— start of Input material —

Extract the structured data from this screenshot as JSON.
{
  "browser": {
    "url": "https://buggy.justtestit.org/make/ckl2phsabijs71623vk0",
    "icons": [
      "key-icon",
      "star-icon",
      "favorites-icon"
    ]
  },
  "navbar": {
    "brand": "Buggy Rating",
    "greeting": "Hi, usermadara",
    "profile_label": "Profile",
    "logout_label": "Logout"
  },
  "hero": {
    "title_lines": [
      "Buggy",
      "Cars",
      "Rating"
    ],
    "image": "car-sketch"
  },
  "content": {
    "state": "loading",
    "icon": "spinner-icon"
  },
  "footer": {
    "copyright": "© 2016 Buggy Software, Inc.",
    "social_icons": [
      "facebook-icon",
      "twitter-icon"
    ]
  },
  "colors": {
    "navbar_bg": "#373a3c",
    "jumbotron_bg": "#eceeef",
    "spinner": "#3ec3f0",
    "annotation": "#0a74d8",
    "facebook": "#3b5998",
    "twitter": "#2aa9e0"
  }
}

— end of Input material —

#### Direction
Write out the material exactly as given.

#### Answer for this exercise
Extract the structured data from this screenshot as JSON.
{
  "browser": {
    "url": "https://buggy.justtestit.org/make/ckl2phsabijs71623vk0",
    "icons": [
      "key-icon",
      "star-icon",
      "favorites-icon"
    ]
  },
  "navbar": {
    "brand": "Buggy Rating",
    "greeting": "Hi, usermadara",
    "profile_label": "Profile",
    "logout_label": "Logout"
  },
  "hero": {
    "title_lines": [
      "Buggy",
      "Cars",
      "Rating"
    ],
    "image": "car-sketch"
  },
  "content": {
    "state": "loading",
    "icon": "spinner-icon"
  },
  "footer": {
    "copyright": "© 2016 Buggy Software, Inc.",
    "social_icons": [
      "facebook-icon",
      "twitter-icon"
    ]
  },
  "colors": {
    "navbar_bg": "#373a3c",
    "jumbotron_bg": "#eceeef",
    "spinner": "#3ec3f0",
    "annotation": "#0a74d8",
    "facebook": "#3b5998",
    "twitter": "#2aa9e0"
  }
}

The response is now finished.